(Stored data entries)
•••

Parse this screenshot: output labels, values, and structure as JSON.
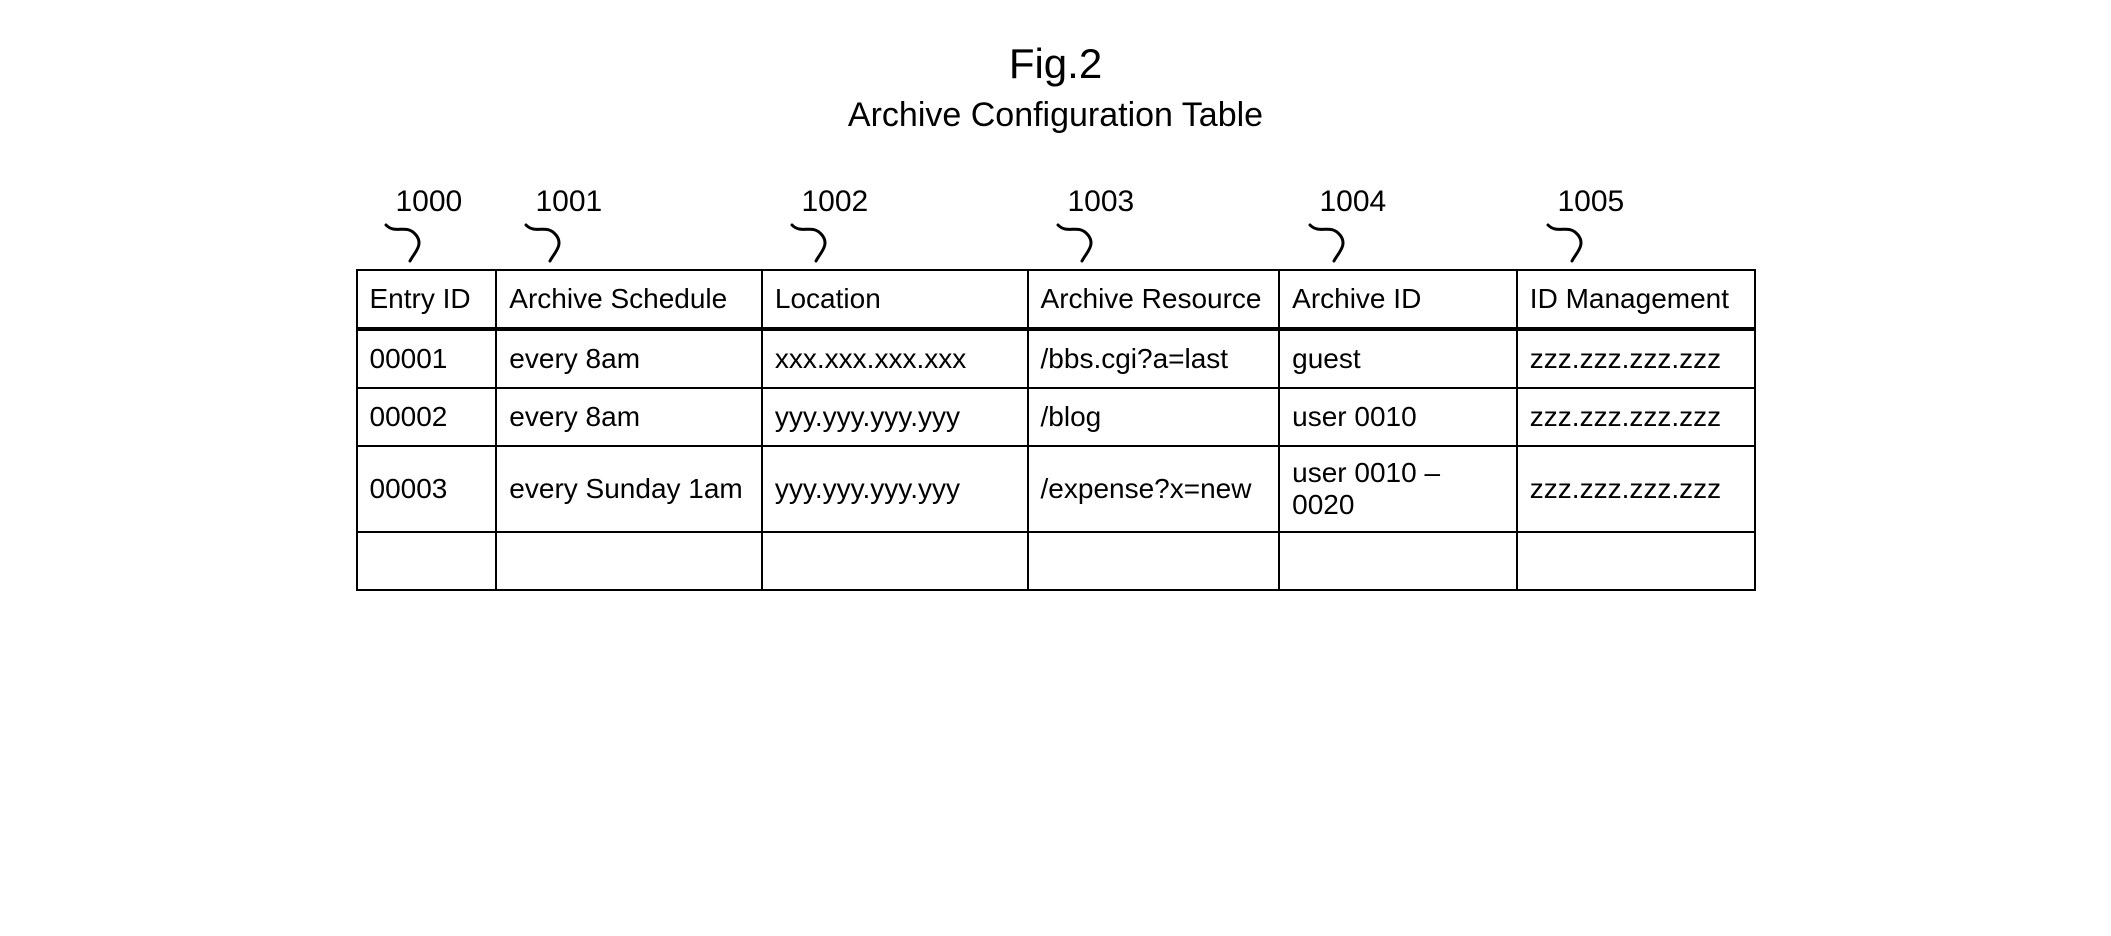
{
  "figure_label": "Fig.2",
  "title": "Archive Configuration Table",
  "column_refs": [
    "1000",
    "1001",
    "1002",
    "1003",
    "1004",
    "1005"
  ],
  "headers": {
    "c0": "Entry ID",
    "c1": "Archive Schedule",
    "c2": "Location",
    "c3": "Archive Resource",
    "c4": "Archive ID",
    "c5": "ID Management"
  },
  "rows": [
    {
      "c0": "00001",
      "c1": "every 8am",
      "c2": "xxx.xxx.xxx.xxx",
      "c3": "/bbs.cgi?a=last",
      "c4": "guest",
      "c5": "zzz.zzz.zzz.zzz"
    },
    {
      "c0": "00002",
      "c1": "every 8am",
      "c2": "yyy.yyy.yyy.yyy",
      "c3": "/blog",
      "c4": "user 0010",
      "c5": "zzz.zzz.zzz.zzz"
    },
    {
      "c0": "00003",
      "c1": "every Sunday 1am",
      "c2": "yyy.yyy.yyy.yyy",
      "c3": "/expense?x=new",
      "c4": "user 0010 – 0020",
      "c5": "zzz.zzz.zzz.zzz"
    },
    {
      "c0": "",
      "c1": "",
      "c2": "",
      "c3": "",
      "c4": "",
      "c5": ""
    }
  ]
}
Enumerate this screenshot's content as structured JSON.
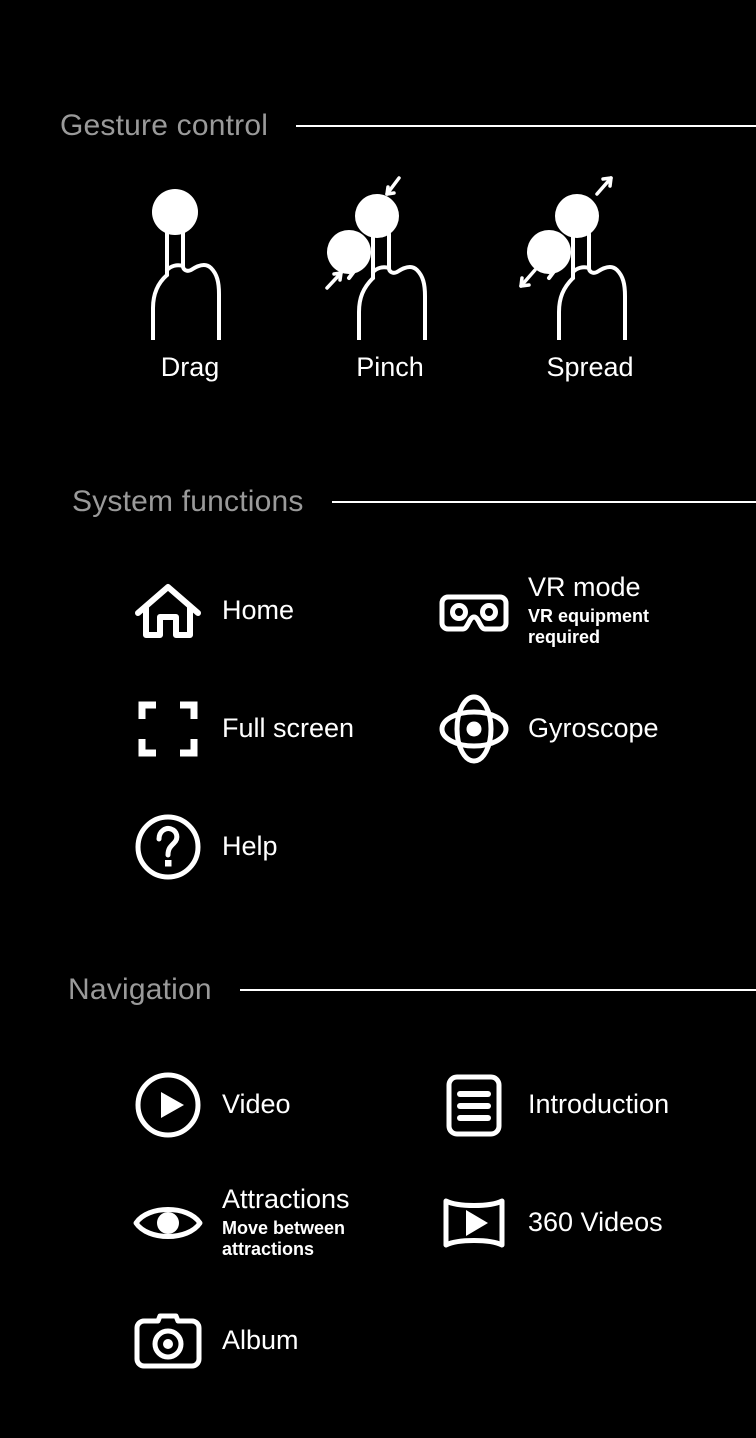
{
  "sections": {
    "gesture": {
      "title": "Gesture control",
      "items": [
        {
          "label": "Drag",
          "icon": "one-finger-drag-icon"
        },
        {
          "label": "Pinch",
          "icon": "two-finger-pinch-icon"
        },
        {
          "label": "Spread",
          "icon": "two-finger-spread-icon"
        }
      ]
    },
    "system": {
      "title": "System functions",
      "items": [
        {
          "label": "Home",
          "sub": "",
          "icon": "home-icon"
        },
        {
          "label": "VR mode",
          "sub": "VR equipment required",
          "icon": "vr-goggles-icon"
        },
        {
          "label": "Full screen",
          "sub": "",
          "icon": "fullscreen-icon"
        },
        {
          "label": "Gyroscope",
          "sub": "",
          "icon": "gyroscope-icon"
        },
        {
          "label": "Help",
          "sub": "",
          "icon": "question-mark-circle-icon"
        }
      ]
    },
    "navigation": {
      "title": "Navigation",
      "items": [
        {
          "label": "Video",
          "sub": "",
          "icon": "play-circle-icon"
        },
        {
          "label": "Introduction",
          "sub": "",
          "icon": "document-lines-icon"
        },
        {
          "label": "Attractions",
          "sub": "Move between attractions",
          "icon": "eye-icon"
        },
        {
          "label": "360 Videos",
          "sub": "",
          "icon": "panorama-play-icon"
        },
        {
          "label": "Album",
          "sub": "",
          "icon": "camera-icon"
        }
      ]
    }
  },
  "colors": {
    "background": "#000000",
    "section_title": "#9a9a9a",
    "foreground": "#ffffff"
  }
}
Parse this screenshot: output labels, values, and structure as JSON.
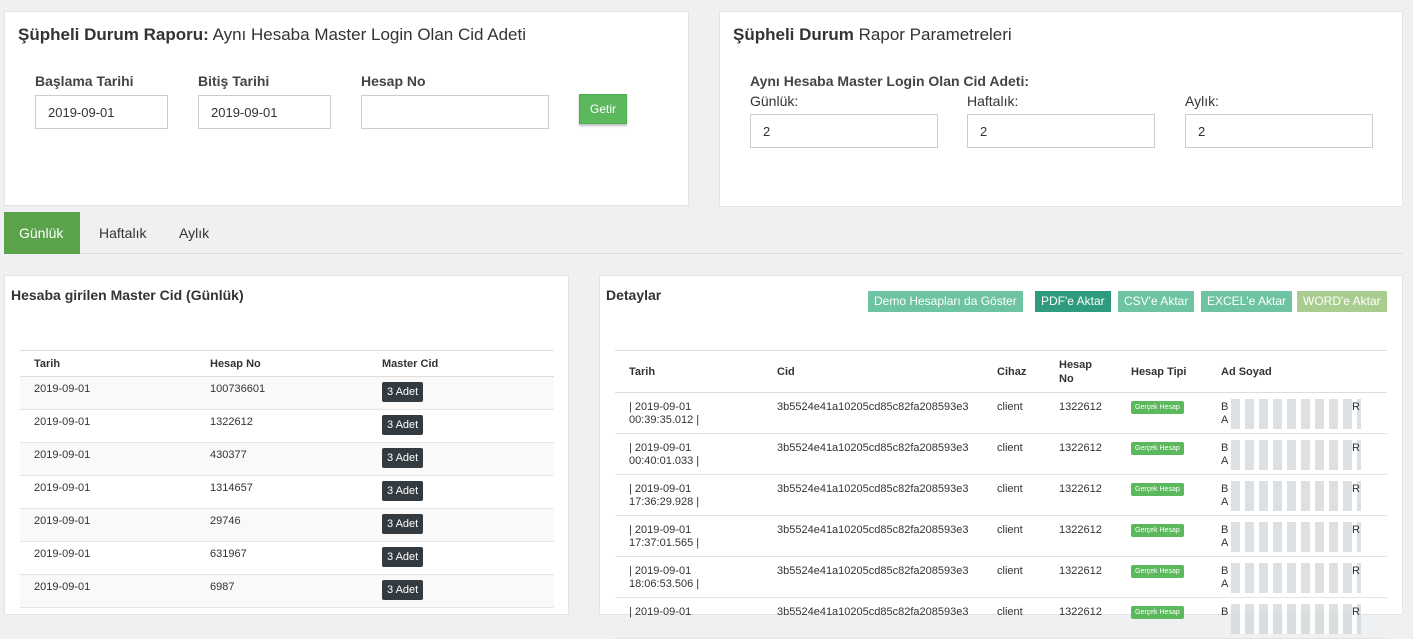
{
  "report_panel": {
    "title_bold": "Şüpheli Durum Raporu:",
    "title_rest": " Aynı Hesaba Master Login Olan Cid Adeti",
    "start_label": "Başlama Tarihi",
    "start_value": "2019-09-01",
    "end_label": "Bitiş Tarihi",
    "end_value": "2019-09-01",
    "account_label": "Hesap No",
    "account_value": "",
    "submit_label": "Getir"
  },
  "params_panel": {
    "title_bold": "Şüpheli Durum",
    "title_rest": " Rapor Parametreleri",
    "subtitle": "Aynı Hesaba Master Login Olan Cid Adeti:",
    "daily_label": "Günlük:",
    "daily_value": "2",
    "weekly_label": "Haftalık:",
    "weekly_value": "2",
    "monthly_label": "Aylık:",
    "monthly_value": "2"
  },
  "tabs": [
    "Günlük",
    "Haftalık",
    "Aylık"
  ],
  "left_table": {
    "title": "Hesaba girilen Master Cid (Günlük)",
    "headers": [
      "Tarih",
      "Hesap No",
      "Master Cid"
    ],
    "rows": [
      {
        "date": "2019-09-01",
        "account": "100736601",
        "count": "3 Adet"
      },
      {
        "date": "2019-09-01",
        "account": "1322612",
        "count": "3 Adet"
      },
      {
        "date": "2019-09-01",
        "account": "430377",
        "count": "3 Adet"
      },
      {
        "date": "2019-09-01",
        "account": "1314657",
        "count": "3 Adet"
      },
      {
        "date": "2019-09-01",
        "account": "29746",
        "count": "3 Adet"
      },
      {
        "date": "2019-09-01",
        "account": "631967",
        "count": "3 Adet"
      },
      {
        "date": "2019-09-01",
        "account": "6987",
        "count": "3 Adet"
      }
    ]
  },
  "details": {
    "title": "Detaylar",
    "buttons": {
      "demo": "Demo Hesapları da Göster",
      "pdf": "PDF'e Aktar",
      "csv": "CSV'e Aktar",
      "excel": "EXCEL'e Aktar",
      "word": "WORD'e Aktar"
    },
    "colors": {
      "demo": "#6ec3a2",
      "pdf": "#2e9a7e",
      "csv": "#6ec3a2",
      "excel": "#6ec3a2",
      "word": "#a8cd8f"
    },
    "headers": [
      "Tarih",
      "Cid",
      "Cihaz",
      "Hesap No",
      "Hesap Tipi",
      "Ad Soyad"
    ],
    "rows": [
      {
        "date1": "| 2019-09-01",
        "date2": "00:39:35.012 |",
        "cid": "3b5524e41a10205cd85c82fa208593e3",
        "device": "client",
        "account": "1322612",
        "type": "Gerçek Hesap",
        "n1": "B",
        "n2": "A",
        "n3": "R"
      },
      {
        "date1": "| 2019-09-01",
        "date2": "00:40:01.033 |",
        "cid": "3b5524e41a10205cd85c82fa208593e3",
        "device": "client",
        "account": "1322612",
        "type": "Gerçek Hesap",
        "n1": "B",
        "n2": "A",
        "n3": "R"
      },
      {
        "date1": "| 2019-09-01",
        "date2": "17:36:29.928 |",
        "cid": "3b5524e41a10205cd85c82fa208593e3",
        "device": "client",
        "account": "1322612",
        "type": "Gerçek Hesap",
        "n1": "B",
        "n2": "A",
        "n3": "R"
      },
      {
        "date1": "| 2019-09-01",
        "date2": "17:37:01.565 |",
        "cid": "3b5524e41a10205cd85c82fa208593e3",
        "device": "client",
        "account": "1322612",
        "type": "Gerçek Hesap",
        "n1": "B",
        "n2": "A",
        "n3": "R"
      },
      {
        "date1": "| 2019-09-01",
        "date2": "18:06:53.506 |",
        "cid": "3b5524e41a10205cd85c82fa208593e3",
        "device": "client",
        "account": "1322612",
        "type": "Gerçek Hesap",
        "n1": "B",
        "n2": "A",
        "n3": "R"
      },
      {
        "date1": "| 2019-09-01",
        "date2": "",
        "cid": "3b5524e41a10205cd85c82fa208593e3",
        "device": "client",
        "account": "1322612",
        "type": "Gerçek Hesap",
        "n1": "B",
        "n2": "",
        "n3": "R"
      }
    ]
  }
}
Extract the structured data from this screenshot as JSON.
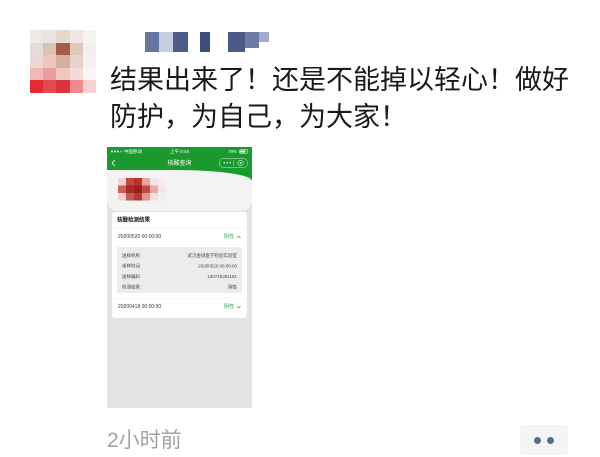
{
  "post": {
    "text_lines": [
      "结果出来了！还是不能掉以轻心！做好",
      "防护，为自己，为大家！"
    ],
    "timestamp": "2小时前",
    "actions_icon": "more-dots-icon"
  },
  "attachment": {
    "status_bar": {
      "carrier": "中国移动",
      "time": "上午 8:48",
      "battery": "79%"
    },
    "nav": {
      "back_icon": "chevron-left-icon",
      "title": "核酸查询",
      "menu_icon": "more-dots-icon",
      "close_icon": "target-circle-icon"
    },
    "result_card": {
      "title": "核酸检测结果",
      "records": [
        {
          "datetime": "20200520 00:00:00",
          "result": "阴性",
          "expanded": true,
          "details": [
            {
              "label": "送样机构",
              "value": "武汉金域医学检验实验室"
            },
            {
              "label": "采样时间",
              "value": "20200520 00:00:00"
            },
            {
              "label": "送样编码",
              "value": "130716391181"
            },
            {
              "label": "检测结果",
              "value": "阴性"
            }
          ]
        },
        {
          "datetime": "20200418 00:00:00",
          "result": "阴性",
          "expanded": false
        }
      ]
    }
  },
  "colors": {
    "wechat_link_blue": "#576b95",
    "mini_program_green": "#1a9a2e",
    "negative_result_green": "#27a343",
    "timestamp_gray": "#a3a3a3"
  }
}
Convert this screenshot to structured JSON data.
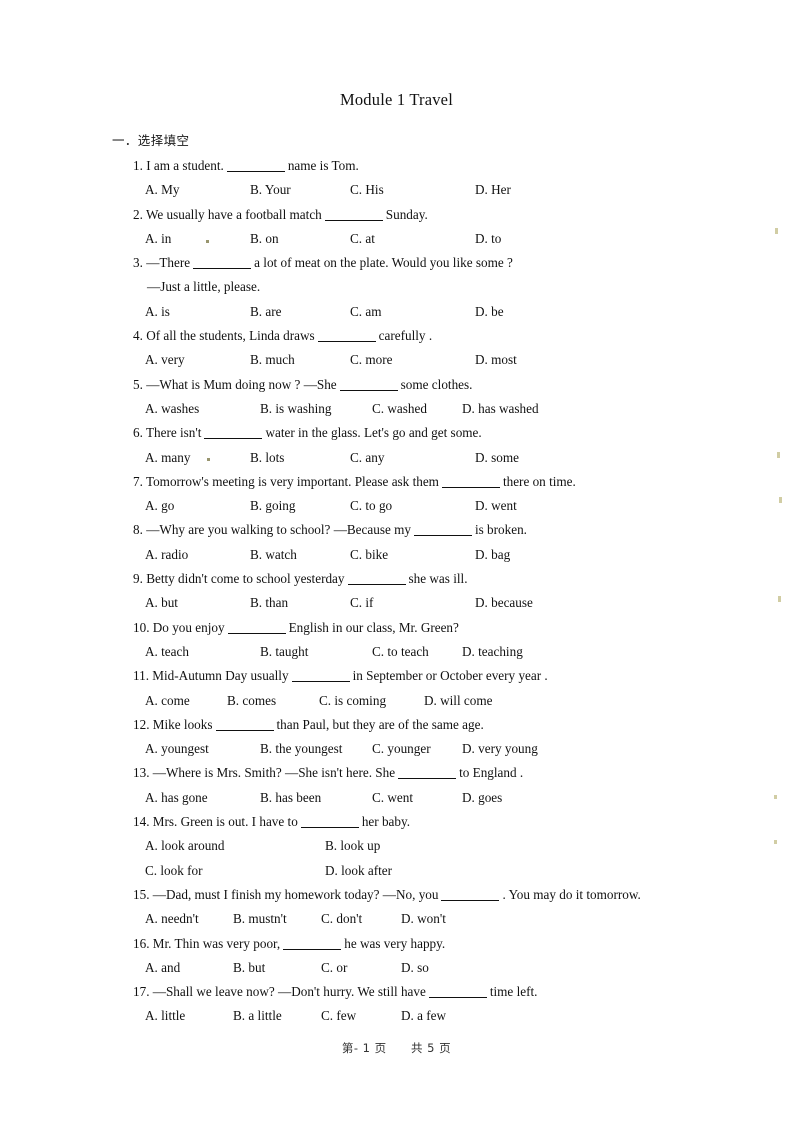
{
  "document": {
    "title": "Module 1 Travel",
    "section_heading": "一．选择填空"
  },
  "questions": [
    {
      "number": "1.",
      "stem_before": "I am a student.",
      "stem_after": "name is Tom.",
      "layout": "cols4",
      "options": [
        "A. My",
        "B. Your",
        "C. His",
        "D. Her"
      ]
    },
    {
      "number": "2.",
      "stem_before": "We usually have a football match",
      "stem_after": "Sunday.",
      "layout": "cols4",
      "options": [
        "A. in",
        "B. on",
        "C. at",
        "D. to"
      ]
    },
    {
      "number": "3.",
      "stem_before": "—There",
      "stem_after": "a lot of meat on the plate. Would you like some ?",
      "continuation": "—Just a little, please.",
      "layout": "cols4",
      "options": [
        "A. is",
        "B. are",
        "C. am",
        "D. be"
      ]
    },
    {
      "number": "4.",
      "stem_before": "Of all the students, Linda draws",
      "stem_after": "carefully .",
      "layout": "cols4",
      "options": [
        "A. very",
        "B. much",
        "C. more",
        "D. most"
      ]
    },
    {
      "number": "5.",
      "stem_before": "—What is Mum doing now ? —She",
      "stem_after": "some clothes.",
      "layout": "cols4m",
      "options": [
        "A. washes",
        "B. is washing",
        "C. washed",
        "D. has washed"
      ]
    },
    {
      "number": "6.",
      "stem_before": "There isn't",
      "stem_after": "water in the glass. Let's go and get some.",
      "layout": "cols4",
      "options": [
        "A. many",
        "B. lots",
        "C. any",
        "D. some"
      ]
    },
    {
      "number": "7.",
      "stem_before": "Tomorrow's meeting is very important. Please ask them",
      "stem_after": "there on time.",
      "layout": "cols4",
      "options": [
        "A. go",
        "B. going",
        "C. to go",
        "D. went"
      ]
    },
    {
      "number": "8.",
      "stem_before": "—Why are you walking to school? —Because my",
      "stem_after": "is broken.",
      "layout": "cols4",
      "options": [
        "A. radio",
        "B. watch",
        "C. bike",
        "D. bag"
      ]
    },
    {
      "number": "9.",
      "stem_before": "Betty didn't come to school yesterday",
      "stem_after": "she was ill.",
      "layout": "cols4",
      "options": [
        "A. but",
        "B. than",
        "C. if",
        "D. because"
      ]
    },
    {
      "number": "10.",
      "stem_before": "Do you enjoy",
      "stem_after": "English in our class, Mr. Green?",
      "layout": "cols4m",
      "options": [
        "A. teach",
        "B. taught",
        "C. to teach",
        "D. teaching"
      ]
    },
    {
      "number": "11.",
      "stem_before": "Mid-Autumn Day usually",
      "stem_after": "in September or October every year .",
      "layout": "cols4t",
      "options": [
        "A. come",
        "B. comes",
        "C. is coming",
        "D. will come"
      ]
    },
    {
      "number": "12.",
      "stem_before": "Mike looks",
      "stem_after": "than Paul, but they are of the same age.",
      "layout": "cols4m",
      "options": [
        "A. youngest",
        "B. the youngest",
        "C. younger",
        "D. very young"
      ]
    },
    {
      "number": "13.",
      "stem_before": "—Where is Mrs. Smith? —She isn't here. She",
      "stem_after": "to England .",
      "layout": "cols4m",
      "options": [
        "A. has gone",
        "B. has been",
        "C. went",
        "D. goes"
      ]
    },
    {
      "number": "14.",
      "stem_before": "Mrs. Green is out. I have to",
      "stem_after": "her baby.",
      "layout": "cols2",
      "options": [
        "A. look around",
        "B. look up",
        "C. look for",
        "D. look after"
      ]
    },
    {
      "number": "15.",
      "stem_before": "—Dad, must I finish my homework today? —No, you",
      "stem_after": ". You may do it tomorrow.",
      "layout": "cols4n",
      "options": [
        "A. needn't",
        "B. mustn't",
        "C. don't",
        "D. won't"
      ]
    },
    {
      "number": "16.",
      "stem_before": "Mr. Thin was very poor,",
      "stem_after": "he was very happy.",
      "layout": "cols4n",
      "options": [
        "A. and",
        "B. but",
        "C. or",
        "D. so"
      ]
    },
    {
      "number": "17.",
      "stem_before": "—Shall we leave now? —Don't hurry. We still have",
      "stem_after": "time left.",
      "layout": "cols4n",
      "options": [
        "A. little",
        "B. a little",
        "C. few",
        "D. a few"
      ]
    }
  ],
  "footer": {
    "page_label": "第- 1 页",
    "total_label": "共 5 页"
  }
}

•••

### EXERCISE BRIEF
Identify each line holding the string "Günlük", and copy it out.

### ANSWER TO THE EXERCISE
    "daily_label": "Günlük:",
    "Günlük",
    "title": "Hesaba girilen Master Cid (Günlük)",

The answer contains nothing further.